• WHAT YOU SHOULD DO
Set the listing down unchanged, minus every embedded image.

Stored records
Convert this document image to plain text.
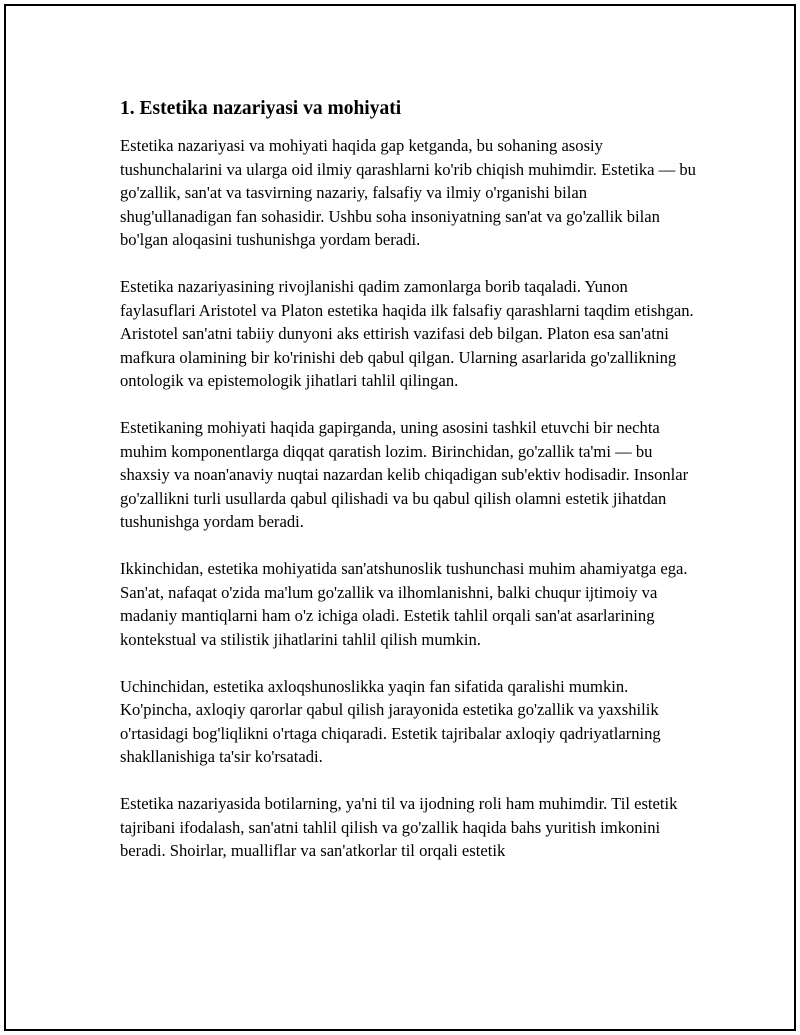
1. Estetika nazariyasi va mohiyati

Estetika nazariyasi va mohiyati haqida gap ketganda, bu sohaning asosiy tushunchalarini va ularga oid ilmiy qarashlarni ko'rib chiqish muhimdir. Estetika — bu go'zallik, san'at va tasvirning nazariy, falsafiy va ilmiy o'rganishi bilan shug'ullanadigan fan sohasidir. Ushbu soha insoniyatning san'at va go'zallik bilan bo'lgan aloqasini tushunishga yordam beradi.

Estetika nazariyasining rivojlanishi qadim zamonlarga borib taqaladi. Yunon faylasuflari Aristotel va Platon estetika haqida ilk falsafiy qarashlarni taqdim etishgan. Aristotel san'atni tabiiy dunyoni aks ettirish vazifasi deb bilgan. Platon esa san'atni mafkura olamining bir ko'rinishi deb qabul qilgan. Ularning asarlarida go'zallikning ontologik va epistemologik jihatlari tahlil qilingan.

Estetikaning mohiyati haqida gapirganda, uning asosini tashkil etuvchi bir nechta muhim komponentlarga diqqat qaratish lozim. Birinchidan, go'zallik ta'mi — bu shaxsiy va noan'anaviy nuqtai nazardan kelib chiqadigan sub'ektiv hodisadir. Insonlar go'zallikni turli usullarda qabul qilishadi va bu qabul qilish olamni estetik jihatdan tushunishga yordam beradi.

Ikkinchidan, estetika mohiyatida san'atshunoslik tushunchasi muhim ahamiyatga ega. San'at, nafaqat o'zida ma'lum go'zallik va ilhomlanishni, balki chuqur ijtimoiy va madaniy mantiqlarni ham o'z ichiga oladi. Estetik tahlil orqali san'at asarlarining kontekstual va stilistik jihatlarini tahlil qilish mumkin.

Uchinchidan, estetika axloqshunoslikka yaqin fan sifatida qaralishi mumkin. Ko'pincha, axloqiy qarorlar qabul qilish jarayonida estetika go'zallik va yaxshilik o'rtasidagi bog'liqlikni o'rtaga chiqaradi. Estetik tajribalar axloqiy qadriyatlarning shakllanishiga ta'sir ko'rsatadi.

Estetika nazariyasida botilarning, ya'ni til va ijodning roli ham muhimdir. Til estetik tajribani ifodalash, san'atni tahlil qilish va go'zallik haqida bahs yuritish imkonini beradi. Shoirlar, mualliflar va san'atkorlar til orqali estetik
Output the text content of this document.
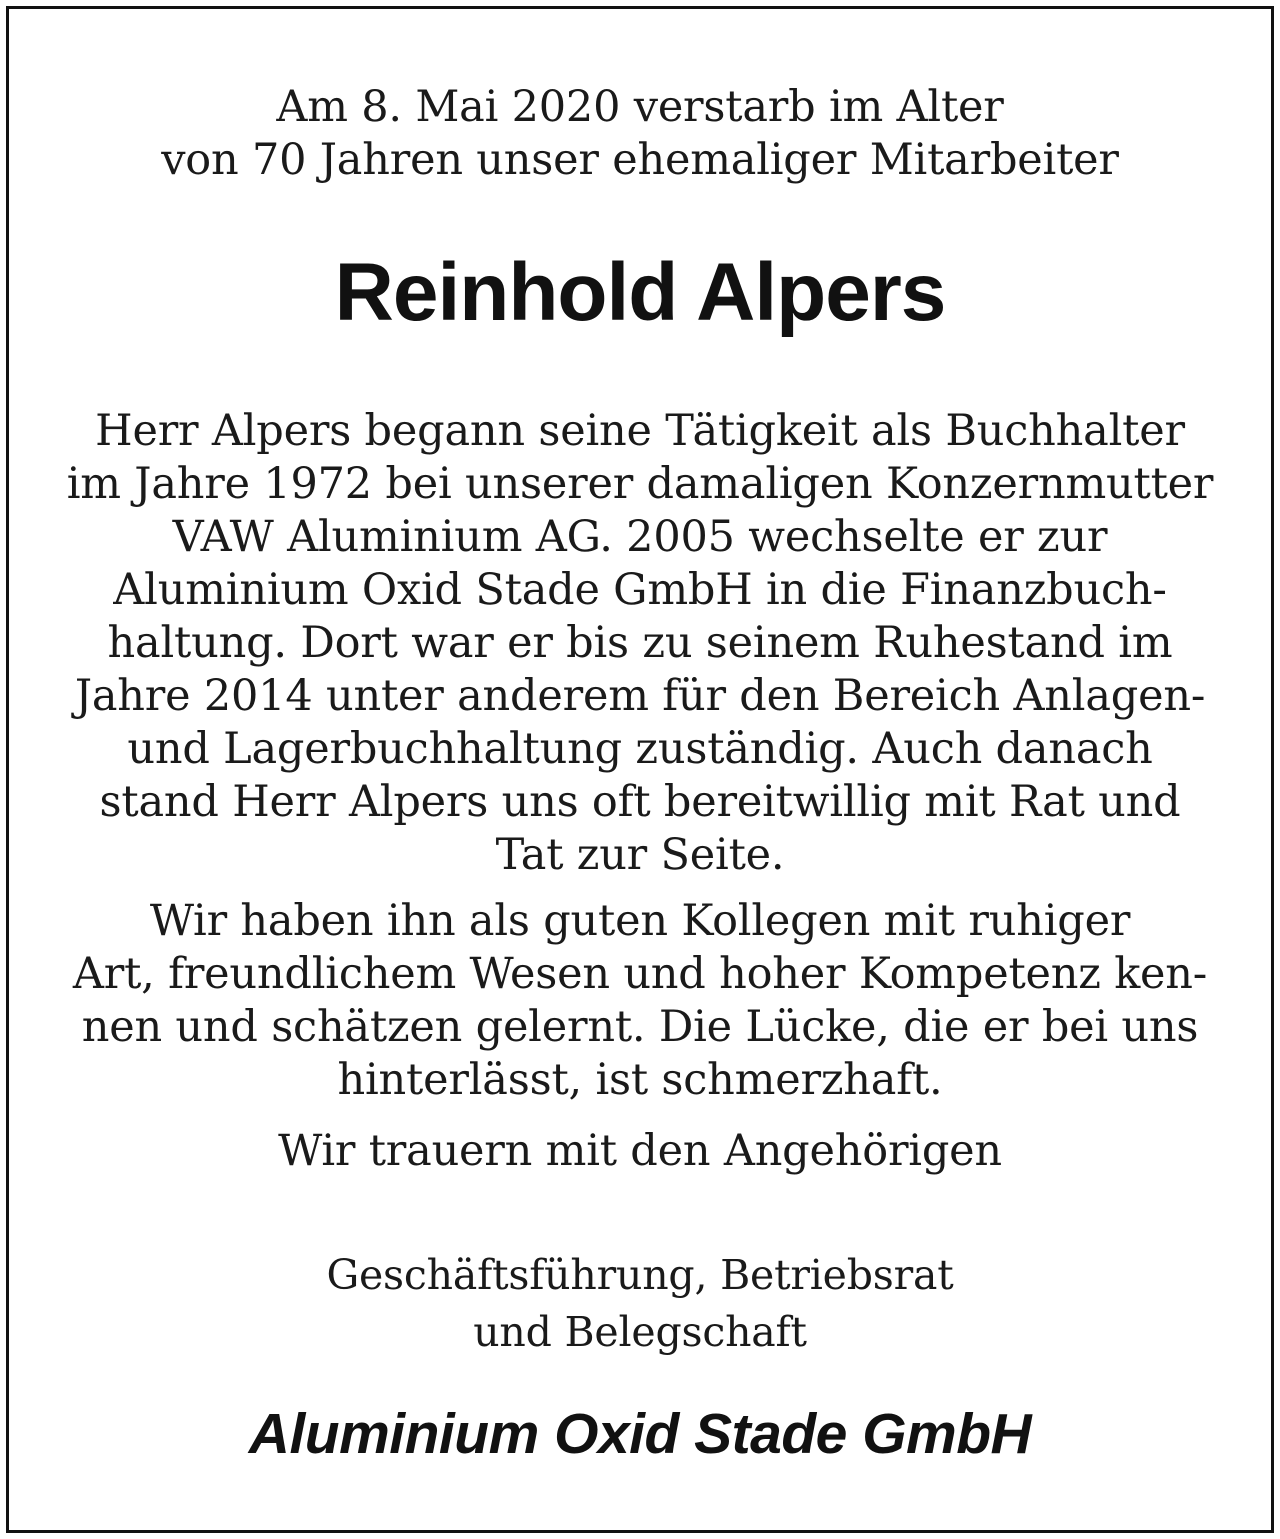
Am 8. Mai 2020 verstarb im Alter
von 70 Jahren unser ehemaliger Mitarbeiter
Reinhold Alpers
Herr Alpers begann seine Tätigkeit als Buchhalter
im Jahre 1972 bei unserer damaligen Konzernmutter
VAW Aluminium AG. 2005 wechselte er zur
Aluminium Oxid Stade GmbH in die Finanzbuch-
haltung. Dort war er bis zu seinem Ruhestand im
Jahre 2014 unter anderem für den Bereich Anlagen-
und Lagerbuchhaltung zuständig. Auch danach
stand Herr Alpers uns oft bereitwillig mit Rat und
Tat zur Seite.
Wir haben ihn als guten Kollegen mit ruhiger
Art, freundlichem Wesen und hoher Kompetenz ken-
nen und schätzen gelernt. Die Lücke, die er bei uns
hinterlässt, ist schmerzhaft.
Wir trauern mit den Angehörigen
Geschäftsführung, Betriebsrat
und Belegschaft
Aluminium Oxid Stade GmbH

• COMPLETED TASK
Convert this document image to plain text.
1. Estetika nazariyasi va mohiyati

Estetika nazariyasi va mohiyati haqida gap ketganda, bu sohaning asosiy tushunchalarini va ularga oid ilmiy qarashlarni ko'rib chiqish muhimdir. Estetika — bu go'zallik, san'at va tasvirning nazariy, falsafiy va ilmiy o'rganishi bilan shug'ullanadigan fan sohasidir. Ushbu soha insoniyatning san'at va go'zallik bilan bo'lgan aloqasini tushunishga yordam beradi.

Estetika nazariyasining rivojlanishi qadim zamonlarga borib taqaladi. Yunon faylasuflari Aristotel va Platon estetika haqida ilk falsafiy qarashlarni taqdim etishgan. Aristotel san'atni tabiiy dunyoni aks ettirish vazifasi deb bilgan. Platon esa san'atni mafkura olamining bir ko'rinishi deb qabul qilgan. Ularning asarlarida go'zallikning ontologik va epistemologik jihatlari tahlil qilingan.

Estetikaning mohiyati haqida gapirganda, uning asosini tashkil etuvchi bir nechta muhim komponentlarga diqqat qaratish lozim. Birinchidan, go'zallik ta'mi — bu shaxsiy va noan'anaviy nuqtai nazardan kelib chiqadigan sub'ektiv hodisadir. Insonlar go'zallikni turli usullarda qabul qilishadi va bu qabul qilish olamni estetik jihatdan tushunishga yordam beradi.

Ikkinchidan, estetika mohiyatida san'atshunoslik tushunchasi muhim ahamiyatga ega. San'at, nafaqat o'zida ma'lum go'zallik va ilhomlanishni, balki chuqur ijtimoiy va madaniy mantiqlarni ham o'z ichiga oladi. Estetik tahlil orqali san'at asarlarining kontekstual va stilistik jihatlarini tahlil qilish mumkin.

Uchinchidan, estetika axloqshunoslikka yaqin fan sifatida qaralishi mumkin. Ko'pincha, axloqiy qarorlar qabul qilish jarayonida estetika go'zallik va yaxshilik o'rtasidagi bog'liqlikni o'rtaga chiqaradi. Estetik tajribalar axloqiy qadriyatlarning shakllanishiga ta'sir ko'rsatadi.

Estetika nazariyasida botilarning, ya'ni til va ijodning roli ham muhimdir. Til estetik tajribani ifodalash, san'atni tahlil qilish va go'zallik haqida bahs yuritish imkonini beradi. Shoirlar, mualliflar va san'atkorlar til orqali estetik
Output the text content of this document.
Am 8. Mai 2020 verstarb im Alter
von 70 Jahren unser ehemaliger Mitarbeiter
Reinhold Alpers
Herr Alpers begann seine Tätigkeit als Buchhalter
im Jahre 1972 bei unserer damaligen Konzernmutter
VAW Aluminium AG. 2005 wechselte er zur
Aluminium Oxid Stade GmbH in die Finanzbuch-
haltung. Dort war er bis zu seinem Ruhestand im
Jahre 2014 unter anderem für den Bereich Anlagen-
und Lagerbuchhaltung zuständig. Auch danach
stand Herr Alpers uns oft bereitwillig mit Rat und
Tat zur Seite.
Wir haben ihn als guten Kollegen mit ruhiger
Art, freundlichem Wesen und hoher Kompetenz ken-
nen und schätzen gelernt. Die Lücke, die er bei uns
hinterlässt, ist schmerzhaft.
Wir trauern mit den Angehörigen
Geschäftsführung, Betriebsrat
und Belegschaft
Aluminium Oxid Stade GmbH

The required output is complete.